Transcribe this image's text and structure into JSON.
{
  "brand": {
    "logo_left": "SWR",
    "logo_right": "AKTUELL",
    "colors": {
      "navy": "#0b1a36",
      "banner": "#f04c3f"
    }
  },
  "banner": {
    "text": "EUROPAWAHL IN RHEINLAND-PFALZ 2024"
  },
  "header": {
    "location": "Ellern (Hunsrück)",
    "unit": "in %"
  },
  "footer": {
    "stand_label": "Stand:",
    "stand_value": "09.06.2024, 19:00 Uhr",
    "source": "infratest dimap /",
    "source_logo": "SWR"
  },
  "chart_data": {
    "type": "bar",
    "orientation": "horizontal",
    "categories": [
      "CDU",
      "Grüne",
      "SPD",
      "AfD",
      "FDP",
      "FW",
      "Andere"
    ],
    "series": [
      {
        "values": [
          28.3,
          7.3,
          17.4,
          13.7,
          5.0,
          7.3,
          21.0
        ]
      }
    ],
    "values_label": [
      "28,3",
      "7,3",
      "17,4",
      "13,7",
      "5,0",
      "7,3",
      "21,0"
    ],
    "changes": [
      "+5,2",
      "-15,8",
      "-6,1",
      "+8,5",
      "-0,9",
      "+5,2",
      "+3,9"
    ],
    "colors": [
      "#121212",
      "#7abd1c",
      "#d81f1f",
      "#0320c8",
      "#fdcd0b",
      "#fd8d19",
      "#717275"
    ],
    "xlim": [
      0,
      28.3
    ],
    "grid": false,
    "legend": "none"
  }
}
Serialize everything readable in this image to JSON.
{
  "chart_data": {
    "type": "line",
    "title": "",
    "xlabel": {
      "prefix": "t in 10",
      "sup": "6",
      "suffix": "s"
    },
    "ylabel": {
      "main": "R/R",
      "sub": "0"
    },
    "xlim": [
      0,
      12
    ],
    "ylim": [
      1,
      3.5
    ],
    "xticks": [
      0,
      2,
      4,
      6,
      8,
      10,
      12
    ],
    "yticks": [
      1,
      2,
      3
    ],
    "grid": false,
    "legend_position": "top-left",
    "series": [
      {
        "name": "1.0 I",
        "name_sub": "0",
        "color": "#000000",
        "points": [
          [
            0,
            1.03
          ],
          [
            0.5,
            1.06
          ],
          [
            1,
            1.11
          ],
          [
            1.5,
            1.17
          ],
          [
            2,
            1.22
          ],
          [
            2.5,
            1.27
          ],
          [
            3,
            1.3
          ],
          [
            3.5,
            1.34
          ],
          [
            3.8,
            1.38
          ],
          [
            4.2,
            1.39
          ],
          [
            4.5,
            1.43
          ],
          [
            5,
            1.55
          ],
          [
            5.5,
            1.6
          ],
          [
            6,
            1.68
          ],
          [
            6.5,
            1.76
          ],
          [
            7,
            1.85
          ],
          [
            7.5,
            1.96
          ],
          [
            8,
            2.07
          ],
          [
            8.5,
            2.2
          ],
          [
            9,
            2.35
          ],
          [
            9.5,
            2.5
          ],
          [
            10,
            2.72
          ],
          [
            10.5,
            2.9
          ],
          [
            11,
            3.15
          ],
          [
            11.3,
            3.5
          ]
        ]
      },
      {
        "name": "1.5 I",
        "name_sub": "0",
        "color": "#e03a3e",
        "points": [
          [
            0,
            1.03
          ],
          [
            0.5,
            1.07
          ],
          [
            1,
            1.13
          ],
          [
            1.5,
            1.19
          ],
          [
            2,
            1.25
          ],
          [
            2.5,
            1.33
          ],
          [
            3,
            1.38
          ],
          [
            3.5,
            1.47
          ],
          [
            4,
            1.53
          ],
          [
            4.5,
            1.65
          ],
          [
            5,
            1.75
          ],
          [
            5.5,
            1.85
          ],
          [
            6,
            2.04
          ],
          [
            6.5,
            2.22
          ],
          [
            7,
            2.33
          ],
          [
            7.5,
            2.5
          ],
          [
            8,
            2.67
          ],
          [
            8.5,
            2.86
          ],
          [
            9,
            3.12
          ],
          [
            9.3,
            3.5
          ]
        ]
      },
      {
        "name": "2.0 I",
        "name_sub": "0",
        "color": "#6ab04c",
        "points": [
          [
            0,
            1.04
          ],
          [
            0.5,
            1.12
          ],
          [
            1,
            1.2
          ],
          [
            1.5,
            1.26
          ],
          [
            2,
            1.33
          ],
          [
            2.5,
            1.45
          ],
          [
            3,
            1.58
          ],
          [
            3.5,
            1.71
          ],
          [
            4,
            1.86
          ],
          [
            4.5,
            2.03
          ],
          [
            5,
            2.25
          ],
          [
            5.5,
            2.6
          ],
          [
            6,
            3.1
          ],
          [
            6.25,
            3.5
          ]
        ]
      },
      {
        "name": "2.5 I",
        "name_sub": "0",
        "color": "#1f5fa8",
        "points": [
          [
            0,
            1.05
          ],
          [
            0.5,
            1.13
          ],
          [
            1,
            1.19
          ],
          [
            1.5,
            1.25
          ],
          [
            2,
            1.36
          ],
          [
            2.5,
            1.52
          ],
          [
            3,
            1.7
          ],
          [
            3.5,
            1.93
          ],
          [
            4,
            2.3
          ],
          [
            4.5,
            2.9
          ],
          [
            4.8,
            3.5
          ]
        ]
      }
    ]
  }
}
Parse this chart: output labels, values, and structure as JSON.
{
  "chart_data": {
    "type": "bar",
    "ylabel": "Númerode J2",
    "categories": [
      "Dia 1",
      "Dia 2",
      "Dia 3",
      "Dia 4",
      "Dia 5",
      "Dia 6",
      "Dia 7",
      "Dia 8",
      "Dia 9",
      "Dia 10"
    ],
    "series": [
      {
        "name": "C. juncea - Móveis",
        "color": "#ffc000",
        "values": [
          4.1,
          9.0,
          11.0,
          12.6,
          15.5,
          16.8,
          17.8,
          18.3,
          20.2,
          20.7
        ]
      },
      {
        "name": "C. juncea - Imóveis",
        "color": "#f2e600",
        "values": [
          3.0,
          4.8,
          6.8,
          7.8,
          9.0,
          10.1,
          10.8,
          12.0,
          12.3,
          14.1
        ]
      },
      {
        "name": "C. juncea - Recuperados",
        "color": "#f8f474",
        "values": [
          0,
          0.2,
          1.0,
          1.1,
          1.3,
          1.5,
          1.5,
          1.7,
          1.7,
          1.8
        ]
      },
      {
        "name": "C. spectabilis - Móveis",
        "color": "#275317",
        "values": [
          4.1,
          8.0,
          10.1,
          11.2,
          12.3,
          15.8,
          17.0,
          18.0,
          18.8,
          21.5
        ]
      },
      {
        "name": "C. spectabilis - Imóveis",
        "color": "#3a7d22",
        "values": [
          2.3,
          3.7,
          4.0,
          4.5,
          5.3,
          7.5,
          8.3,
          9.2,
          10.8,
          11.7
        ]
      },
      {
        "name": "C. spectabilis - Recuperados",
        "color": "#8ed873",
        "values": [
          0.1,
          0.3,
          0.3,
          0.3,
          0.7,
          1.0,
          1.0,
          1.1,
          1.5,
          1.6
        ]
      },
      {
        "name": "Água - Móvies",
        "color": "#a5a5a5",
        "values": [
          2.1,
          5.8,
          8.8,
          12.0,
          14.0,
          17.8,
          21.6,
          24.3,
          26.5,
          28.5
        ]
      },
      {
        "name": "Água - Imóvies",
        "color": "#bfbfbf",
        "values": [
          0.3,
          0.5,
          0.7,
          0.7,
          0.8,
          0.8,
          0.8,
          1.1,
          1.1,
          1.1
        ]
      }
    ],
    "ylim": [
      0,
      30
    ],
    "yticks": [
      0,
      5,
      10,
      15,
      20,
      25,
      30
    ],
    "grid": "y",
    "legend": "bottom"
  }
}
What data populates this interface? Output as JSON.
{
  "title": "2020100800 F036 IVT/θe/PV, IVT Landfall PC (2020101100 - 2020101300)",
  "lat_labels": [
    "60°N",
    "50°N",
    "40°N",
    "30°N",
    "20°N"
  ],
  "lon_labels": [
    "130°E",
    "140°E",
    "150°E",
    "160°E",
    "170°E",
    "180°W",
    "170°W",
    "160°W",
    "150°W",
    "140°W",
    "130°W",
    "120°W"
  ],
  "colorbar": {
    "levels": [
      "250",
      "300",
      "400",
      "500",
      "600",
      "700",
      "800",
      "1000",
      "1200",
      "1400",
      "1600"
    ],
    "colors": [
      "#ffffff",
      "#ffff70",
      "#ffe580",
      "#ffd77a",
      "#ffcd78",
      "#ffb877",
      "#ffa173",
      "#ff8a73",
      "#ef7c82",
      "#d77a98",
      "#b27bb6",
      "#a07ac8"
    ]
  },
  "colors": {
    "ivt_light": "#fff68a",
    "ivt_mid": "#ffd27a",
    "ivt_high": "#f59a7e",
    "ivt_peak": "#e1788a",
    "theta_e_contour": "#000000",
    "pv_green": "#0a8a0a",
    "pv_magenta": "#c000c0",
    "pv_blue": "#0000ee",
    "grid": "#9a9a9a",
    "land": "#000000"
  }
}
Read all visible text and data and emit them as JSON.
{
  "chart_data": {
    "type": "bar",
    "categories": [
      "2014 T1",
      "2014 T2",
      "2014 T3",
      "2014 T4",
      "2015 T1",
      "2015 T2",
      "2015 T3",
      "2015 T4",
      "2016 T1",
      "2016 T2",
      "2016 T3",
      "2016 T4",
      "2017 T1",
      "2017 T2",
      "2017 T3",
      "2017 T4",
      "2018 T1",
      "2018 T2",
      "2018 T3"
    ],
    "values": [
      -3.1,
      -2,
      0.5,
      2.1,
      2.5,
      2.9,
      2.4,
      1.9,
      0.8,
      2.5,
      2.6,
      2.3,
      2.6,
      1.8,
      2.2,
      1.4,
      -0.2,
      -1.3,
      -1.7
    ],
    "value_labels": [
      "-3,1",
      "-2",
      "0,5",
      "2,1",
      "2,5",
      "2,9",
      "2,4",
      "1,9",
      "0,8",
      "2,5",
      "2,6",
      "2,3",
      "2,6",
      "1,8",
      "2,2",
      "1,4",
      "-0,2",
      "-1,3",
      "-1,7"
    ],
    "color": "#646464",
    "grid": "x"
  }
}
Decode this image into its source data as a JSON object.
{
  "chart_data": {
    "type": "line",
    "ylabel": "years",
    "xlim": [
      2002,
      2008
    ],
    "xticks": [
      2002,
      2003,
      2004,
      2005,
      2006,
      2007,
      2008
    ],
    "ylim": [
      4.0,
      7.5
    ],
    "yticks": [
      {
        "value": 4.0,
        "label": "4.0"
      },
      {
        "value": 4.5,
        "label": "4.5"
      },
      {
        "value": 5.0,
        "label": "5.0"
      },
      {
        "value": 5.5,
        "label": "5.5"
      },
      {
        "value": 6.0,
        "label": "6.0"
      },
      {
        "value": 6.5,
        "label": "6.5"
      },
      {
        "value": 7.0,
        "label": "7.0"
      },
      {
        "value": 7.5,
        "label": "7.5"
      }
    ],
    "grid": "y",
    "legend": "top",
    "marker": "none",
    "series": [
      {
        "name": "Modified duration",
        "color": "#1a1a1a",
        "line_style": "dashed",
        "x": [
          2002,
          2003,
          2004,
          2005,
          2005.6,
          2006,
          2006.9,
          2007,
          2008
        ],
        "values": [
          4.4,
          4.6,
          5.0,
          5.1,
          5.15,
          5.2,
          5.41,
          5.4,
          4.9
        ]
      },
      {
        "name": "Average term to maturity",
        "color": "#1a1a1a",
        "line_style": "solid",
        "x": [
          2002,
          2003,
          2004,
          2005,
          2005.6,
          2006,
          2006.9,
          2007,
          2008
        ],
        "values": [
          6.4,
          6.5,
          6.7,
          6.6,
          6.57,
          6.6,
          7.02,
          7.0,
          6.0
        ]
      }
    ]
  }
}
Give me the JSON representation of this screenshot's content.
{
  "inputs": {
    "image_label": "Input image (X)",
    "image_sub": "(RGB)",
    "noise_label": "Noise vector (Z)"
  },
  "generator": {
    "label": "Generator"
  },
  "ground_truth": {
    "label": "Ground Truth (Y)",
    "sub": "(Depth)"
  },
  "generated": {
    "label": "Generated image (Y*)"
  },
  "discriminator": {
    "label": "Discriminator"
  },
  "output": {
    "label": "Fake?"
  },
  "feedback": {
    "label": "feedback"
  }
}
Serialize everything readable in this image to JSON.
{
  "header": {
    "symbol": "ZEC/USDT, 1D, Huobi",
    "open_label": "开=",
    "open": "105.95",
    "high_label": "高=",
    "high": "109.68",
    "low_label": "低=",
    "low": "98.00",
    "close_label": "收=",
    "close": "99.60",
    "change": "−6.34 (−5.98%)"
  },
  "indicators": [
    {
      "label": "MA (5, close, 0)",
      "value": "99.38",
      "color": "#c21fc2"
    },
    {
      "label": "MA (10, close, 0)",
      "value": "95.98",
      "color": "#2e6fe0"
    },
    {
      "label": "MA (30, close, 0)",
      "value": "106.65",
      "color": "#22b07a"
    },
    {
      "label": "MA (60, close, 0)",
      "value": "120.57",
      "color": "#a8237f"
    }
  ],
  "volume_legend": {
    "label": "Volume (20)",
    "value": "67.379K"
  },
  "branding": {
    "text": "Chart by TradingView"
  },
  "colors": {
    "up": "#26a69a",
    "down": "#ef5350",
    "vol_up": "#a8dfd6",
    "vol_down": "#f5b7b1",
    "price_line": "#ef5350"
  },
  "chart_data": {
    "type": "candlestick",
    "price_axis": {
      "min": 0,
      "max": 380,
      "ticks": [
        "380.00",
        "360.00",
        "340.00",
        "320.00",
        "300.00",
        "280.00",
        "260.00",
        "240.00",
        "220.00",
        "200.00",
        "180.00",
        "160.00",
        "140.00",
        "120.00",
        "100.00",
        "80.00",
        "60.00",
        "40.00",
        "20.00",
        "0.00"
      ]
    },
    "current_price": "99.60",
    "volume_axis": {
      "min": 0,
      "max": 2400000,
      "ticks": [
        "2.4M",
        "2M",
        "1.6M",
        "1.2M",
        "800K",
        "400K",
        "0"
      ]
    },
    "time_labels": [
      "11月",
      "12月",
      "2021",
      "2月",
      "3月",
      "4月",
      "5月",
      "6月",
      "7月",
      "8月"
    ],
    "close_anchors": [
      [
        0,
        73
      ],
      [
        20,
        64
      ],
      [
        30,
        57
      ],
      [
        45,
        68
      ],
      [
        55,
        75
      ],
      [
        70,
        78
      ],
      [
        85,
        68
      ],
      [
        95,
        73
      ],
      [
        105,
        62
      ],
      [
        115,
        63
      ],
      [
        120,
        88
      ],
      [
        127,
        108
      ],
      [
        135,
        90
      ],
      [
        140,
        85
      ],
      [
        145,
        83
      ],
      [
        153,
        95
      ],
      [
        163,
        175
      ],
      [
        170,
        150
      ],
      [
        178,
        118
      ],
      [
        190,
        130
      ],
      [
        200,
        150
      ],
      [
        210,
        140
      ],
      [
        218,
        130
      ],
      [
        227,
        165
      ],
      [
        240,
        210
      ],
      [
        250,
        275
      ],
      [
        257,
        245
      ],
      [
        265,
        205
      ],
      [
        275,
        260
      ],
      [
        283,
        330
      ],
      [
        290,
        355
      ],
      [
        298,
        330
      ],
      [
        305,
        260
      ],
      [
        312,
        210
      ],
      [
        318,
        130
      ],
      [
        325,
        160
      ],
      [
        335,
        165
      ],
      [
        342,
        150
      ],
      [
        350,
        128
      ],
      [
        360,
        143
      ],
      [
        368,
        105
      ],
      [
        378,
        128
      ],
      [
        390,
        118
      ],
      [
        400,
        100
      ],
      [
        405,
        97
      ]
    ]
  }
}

- **WORK INSTRUCTIONS**
Read the entries above, then pull out the lines that include "ylabel".

- **COMPLETE OUTPUT**
    "ylabel": {
    "ylabel": "Númerode J2",
    "ylabel": "years",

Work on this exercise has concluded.